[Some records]
-.-.-

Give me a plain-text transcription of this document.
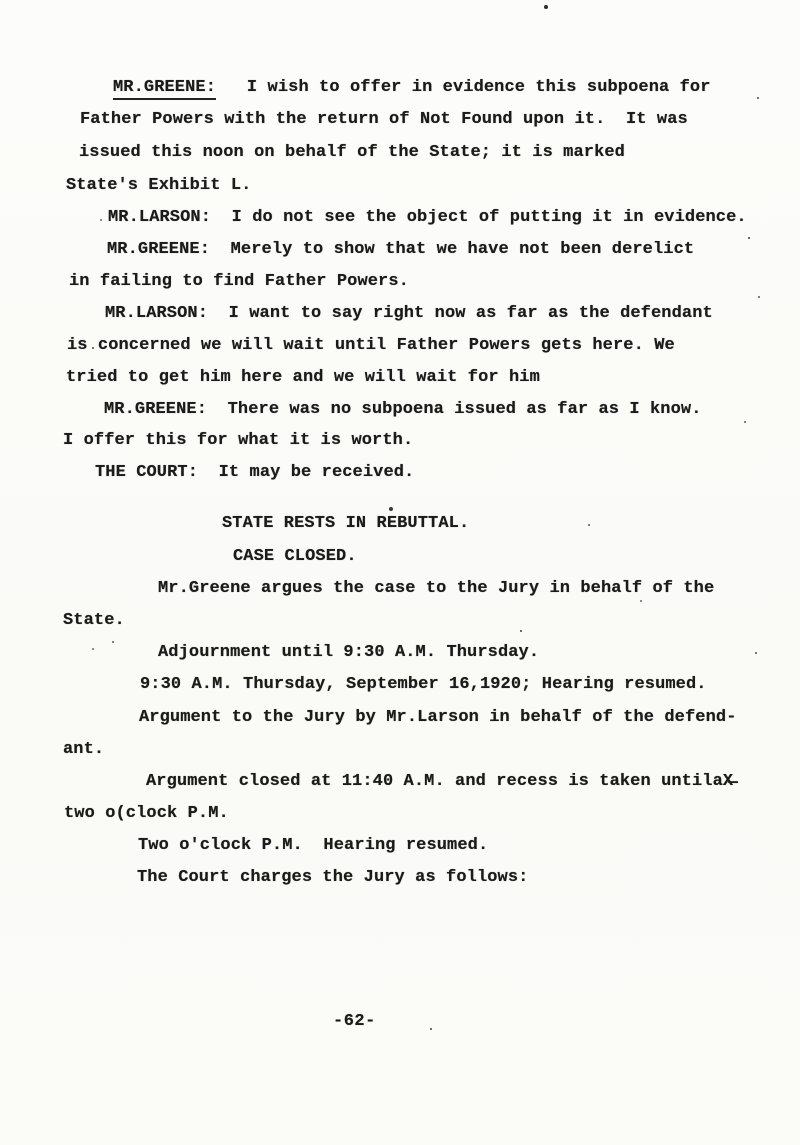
MR.GREENE:   I wish to offer in evidence this subpoena for
Father Powers with the return of Not Found upon it.  It was
issued this noon on behalf of the State; it is marked
State's Exhibit L.
MR.LARSON:  I do not see the object of putting it in evidence.
MR.GREENE:  Merely to show that we have not been derelict
in failing to find Father Powers.
MR.LARSON:  I want to say right now as far as the defendant
is concerned we will wait until Father Powers gets here. We
tried to get him here and we will wait for him
MR.GREENE:  There was no subpoena issued as far as I know.
I offer this for what it is worth.
THE COURT:  It may be received.
STATE RESTS IN REBUTTAL.
CASE CLOSED.
Mr.Greene argues the case to the Jury in behalf of the
State.
Adjournment until 9:30 A.M. Thursday.
9:30 A.M. Thursday, September 16,1920; Hearing resumed.
Argument to the Jury by Mr.Larson in behalf of the defend-
ant.
Argument closed at 11:40 A.M. and recess is taken untilaX̶
two o(clock P.M.
Two o'clock P.M.  Hearing resumed.
The Court charges the Jury as follows:
-62-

-.-.-

● **To be done**
Output nothing but the number of lines in the data containing the string "resumed".

● **Solution to the problem**
2